What the task requires - Collect each line of the entries that holds the string "конкурсе".

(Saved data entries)
----
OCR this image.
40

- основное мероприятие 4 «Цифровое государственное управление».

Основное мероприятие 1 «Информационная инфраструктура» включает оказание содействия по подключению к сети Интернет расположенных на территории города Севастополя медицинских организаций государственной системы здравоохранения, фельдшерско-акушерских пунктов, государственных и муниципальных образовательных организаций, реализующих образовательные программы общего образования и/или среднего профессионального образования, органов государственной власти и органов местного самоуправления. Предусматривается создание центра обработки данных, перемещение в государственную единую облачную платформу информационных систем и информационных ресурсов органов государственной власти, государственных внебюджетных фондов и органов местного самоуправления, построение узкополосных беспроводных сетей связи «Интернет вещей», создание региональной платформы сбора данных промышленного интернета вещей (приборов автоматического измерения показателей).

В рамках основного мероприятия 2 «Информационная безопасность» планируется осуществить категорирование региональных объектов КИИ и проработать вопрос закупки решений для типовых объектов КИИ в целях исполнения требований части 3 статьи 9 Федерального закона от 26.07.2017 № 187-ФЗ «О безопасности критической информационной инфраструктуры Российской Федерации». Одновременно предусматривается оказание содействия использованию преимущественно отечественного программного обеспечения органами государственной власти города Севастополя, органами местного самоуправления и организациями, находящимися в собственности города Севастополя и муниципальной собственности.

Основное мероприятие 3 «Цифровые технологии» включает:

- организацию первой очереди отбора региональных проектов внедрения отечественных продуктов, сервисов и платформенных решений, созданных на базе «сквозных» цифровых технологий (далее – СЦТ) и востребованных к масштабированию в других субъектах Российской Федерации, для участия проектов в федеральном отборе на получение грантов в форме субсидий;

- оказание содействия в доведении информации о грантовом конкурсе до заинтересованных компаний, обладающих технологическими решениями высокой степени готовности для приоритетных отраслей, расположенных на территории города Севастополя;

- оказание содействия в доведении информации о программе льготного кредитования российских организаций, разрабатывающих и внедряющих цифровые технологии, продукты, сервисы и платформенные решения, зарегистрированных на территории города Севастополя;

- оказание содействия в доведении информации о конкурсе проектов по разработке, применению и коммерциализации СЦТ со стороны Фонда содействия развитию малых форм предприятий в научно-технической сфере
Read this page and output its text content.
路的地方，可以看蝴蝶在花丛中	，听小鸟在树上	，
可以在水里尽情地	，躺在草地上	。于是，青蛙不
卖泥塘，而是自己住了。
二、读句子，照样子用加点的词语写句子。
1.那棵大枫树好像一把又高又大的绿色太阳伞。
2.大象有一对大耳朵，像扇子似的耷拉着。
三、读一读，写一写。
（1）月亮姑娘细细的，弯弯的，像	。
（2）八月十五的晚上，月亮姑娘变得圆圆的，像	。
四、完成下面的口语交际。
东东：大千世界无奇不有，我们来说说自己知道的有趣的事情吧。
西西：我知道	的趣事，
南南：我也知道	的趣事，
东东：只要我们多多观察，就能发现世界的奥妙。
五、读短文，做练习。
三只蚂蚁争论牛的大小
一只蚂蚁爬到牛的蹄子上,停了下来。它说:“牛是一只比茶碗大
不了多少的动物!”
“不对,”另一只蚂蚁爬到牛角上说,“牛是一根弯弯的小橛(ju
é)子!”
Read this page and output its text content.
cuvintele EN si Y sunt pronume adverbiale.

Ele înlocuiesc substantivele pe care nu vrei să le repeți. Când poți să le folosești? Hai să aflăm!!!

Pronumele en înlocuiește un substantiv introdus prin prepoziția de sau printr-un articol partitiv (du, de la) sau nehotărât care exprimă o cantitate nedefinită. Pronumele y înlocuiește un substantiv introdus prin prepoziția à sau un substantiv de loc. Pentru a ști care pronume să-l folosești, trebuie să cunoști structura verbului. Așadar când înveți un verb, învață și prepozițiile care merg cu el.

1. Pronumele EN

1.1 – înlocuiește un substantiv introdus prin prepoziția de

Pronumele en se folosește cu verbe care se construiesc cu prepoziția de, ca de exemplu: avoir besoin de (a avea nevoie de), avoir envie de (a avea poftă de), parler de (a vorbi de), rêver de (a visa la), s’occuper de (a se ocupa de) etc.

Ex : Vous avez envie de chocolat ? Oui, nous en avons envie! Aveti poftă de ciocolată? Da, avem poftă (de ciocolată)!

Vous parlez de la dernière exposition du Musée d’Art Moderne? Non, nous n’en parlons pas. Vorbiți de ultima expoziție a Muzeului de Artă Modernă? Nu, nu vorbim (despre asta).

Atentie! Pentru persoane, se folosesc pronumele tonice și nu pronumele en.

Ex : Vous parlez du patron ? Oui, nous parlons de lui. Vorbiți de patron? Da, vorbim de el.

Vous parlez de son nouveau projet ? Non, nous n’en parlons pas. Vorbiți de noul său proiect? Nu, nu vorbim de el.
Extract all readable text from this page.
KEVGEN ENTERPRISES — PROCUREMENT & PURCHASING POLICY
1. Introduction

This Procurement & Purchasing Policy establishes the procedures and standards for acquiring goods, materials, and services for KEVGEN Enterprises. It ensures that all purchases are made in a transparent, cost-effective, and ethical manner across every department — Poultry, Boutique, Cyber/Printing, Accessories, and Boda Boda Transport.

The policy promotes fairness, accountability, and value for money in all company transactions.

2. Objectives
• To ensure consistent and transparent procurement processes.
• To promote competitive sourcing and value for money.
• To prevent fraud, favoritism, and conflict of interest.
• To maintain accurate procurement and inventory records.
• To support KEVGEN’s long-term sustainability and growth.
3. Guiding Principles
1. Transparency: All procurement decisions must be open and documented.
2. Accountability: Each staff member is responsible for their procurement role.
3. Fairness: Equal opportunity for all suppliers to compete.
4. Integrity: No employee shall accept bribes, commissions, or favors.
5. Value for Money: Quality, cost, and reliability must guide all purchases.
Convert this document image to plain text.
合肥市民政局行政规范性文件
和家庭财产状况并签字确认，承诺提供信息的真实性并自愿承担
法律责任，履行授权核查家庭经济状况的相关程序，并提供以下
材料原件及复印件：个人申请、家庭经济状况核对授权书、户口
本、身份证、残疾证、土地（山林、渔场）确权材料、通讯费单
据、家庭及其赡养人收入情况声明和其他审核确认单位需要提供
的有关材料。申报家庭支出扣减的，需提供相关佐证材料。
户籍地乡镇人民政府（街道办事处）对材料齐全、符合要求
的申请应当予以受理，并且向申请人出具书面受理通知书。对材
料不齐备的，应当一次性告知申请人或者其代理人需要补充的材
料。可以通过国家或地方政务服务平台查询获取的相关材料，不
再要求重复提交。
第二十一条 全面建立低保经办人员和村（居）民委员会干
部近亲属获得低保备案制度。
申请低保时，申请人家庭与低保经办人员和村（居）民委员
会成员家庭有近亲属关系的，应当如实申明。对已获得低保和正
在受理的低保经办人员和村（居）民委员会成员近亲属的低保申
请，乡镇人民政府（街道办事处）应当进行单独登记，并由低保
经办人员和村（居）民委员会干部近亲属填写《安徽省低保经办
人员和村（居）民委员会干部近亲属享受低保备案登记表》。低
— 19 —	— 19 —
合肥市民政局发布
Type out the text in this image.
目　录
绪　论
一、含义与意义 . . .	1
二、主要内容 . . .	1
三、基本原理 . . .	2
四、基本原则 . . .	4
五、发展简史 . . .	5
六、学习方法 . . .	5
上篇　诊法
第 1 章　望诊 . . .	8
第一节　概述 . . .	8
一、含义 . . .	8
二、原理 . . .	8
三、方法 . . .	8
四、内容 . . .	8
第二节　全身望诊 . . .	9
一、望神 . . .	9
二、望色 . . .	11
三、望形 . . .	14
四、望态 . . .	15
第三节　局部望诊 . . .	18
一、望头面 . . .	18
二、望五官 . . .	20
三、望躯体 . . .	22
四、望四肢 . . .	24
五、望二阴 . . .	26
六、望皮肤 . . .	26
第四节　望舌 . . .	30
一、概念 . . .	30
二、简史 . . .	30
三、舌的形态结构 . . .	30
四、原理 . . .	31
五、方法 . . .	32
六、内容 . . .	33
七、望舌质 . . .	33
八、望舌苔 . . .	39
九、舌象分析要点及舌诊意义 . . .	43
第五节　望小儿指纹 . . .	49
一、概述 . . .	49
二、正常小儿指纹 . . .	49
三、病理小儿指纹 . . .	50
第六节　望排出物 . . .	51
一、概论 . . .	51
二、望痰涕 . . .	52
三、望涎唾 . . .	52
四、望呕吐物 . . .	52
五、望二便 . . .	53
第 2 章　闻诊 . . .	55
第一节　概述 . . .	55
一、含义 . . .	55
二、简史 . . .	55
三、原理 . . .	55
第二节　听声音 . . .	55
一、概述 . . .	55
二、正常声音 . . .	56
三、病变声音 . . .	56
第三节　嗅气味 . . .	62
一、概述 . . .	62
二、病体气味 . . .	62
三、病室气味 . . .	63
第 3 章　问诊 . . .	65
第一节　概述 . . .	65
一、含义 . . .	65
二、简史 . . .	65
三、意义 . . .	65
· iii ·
----
Exercise output -
- оказание содействия в доведении информации о грантовом конкурсе до заинтересованных компаний, обладающих технологическими решениями высокой степени готовности для приоритетных отраслей, расположенных на территории города Севастополя;
- оказание содействия в доведении информации о конкурсе проектов по разработке, применению и коммерциализации СЦТ со стороны Фонда содействия развитию малых форм предприятий в научно-технической сфере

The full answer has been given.